● Set task: Report all lines holding "Всего".

● Extracted data entries:
————
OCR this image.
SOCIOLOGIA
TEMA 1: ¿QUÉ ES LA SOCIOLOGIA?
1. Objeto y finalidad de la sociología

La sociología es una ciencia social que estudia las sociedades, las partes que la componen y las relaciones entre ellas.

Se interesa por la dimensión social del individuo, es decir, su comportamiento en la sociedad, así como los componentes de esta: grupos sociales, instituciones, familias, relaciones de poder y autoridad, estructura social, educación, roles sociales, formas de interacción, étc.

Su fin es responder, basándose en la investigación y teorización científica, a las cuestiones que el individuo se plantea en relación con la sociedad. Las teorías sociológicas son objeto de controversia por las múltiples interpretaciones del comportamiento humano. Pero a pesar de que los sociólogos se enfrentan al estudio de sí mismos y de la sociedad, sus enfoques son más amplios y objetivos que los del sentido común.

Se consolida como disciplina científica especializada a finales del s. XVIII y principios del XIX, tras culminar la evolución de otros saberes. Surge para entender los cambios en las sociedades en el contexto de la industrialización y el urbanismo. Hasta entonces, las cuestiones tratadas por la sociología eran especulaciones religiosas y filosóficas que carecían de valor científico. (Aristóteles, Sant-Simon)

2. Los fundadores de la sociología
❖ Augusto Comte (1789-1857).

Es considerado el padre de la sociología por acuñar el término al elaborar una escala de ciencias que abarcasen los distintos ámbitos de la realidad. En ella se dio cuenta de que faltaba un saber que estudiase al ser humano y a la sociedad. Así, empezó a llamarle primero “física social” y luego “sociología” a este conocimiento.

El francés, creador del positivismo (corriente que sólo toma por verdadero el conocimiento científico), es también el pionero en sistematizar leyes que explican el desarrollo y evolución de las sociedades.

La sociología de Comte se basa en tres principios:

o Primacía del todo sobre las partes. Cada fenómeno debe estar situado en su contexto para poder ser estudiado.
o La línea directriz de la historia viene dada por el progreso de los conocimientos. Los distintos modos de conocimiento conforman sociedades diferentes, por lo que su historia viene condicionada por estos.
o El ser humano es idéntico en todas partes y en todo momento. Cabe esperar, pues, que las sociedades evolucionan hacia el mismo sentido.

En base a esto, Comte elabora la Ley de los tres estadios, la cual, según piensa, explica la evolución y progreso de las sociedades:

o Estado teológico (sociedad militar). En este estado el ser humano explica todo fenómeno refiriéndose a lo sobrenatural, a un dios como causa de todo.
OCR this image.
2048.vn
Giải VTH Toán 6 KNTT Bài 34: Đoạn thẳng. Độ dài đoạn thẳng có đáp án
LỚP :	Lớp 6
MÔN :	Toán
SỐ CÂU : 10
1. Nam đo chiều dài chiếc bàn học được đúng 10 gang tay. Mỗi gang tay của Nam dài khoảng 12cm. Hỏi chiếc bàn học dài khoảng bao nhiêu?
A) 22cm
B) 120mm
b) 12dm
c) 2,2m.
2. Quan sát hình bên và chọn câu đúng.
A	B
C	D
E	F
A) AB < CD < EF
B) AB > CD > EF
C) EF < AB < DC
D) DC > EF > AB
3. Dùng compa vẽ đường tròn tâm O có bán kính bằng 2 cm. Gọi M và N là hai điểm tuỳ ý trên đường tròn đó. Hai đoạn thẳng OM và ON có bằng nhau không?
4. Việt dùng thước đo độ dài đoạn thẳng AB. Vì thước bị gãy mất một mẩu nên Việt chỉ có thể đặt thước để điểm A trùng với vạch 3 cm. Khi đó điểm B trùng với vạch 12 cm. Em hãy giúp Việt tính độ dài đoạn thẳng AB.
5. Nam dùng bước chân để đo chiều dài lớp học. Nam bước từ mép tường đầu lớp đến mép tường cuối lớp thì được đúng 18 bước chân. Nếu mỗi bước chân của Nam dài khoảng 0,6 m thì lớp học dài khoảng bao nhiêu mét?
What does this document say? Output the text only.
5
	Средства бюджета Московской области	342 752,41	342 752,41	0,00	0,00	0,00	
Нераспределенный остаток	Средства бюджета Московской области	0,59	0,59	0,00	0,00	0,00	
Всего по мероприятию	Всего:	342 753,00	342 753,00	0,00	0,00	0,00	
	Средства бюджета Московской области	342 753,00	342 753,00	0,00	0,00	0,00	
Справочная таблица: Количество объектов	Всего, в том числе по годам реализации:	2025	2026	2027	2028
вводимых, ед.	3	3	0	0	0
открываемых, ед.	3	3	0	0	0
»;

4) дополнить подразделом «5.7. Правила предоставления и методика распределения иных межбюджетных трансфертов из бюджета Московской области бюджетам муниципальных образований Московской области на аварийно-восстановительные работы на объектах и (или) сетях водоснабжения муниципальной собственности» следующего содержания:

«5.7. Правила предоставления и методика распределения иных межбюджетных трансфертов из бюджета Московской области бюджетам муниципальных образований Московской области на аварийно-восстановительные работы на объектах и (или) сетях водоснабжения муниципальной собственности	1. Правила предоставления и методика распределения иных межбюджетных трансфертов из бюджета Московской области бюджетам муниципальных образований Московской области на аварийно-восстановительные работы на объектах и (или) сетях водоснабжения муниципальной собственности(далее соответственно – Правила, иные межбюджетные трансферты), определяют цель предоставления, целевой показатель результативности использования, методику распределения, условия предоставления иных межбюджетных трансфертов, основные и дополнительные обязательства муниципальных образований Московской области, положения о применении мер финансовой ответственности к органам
————
● Reply to the exercise:
Всего по мероприятию	Всего:	342 753,00	342 753,00	0,00	0,00	0,00	
Справочная таблица: Количество объектов	Всего, в том числе по годам реализации:	2025	2026	2027	2028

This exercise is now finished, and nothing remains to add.